■ **THE DATA**

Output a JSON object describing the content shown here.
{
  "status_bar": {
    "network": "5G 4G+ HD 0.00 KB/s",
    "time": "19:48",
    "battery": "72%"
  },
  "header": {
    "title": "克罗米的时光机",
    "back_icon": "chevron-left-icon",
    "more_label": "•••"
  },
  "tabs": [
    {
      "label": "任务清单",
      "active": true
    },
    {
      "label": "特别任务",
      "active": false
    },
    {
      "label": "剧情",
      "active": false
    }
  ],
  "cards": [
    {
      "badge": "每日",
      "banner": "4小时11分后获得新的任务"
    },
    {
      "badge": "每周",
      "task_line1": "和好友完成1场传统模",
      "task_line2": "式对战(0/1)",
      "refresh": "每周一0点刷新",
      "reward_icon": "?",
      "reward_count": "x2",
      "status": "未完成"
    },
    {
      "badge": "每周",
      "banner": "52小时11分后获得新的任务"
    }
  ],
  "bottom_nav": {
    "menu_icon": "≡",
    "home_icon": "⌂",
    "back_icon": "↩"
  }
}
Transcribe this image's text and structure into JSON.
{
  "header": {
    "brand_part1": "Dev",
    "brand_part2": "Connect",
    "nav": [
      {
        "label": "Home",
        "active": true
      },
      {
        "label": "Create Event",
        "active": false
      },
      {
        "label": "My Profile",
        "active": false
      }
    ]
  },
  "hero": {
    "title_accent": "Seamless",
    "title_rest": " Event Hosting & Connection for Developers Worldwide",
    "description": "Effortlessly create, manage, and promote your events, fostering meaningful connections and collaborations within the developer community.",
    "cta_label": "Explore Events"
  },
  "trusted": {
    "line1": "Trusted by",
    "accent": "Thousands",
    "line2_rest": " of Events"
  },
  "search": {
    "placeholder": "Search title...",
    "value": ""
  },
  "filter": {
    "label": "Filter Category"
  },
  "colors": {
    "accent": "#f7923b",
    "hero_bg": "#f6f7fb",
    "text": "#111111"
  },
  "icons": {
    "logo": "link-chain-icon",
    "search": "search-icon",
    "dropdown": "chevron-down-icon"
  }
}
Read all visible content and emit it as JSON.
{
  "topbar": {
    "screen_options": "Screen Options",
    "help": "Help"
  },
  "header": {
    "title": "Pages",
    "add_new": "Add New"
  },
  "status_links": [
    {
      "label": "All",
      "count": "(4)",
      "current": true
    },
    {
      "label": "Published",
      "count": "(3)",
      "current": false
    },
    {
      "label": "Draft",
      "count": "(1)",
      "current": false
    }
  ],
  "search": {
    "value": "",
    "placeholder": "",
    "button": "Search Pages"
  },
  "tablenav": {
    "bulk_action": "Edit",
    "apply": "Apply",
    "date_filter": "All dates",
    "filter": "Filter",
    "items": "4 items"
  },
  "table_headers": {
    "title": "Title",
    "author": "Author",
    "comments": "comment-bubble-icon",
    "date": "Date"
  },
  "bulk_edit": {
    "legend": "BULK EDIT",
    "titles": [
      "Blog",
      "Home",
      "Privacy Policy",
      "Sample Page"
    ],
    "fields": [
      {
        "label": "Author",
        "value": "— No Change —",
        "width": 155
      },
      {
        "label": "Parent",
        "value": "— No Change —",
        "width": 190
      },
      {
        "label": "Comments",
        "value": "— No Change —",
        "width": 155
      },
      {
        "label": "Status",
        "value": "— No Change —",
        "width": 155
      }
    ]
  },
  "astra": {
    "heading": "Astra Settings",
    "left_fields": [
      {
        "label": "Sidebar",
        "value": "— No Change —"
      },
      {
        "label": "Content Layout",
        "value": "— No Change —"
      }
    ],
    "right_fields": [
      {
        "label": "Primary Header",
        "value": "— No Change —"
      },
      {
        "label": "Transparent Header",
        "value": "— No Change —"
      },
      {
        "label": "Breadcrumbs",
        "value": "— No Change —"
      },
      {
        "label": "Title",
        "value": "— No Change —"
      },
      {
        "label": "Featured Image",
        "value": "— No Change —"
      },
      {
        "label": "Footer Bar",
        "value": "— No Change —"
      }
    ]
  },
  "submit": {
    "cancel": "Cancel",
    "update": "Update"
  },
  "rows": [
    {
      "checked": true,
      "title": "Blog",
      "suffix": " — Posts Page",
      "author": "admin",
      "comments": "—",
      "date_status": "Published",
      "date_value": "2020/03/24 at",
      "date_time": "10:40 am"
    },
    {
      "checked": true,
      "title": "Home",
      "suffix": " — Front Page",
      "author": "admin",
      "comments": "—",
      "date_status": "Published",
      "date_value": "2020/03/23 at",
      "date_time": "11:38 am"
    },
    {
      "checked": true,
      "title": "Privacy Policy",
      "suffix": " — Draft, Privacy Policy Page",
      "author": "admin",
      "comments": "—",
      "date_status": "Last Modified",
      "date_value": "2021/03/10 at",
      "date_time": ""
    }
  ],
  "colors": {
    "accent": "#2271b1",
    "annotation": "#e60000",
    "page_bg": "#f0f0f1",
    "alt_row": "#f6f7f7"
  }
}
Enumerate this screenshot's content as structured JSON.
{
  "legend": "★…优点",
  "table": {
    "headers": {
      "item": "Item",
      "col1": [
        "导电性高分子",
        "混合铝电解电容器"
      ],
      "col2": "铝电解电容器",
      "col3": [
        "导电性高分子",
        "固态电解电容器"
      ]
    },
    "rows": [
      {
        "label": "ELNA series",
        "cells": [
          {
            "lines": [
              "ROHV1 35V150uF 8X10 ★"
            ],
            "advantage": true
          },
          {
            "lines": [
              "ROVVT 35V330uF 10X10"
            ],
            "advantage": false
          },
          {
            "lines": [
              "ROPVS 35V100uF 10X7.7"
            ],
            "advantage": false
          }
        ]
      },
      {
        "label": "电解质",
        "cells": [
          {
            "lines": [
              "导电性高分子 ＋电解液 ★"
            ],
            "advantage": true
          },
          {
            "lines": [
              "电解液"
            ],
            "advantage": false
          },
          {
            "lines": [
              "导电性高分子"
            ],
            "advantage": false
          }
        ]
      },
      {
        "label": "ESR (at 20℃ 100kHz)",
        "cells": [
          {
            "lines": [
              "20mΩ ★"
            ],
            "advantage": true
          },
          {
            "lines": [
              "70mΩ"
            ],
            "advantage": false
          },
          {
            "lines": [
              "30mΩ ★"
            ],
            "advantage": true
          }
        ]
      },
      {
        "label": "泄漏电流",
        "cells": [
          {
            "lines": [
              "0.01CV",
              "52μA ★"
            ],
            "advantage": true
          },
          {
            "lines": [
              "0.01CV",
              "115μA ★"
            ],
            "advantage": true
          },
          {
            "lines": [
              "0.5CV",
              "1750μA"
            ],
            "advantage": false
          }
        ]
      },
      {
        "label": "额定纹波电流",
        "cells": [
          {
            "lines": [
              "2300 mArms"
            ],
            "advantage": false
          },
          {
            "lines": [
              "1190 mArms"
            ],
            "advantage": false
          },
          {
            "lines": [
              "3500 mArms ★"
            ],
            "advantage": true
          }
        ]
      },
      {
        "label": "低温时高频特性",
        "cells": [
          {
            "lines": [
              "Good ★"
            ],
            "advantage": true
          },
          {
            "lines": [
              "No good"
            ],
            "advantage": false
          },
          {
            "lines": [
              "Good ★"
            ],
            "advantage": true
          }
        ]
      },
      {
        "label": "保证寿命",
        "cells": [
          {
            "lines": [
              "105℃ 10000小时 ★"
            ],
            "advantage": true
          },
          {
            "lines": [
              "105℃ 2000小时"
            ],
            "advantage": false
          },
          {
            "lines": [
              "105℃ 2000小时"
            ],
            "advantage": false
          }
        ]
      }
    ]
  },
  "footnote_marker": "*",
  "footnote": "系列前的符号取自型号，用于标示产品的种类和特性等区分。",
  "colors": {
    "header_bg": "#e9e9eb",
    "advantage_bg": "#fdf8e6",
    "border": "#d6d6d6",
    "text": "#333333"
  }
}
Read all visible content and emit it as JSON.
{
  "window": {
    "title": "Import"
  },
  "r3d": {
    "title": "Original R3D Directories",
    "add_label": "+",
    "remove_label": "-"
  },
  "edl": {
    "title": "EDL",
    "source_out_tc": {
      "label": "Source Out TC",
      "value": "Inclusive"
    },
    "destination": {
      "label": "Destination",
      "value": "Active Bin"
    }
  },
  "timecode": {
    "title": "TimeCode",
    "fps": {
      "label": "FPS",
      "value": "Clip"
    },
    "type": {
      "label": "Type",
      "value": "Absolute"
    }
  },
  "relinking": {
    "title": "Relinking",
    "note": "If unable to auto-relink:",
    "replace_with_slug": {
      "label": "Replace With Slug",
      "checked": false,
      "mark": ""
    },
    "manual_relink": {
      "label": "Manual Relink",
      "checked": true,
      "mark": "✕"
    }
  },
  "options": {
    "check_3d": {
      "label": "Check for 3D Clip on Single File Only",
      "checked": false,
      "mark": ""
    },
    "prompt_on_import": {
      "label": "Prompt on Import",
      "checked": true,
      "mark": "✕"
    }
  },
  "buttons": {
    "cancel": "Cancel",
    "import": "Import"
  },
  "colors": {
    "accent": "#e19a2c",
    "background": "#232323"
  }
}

■ **STATED EXERCISE**
Where a line above contains the string "placeholder", copy that line.

■ **SOLUTION TO THE PROBLEM**
    "placeholder": "Search title...",
    "placeholder": "",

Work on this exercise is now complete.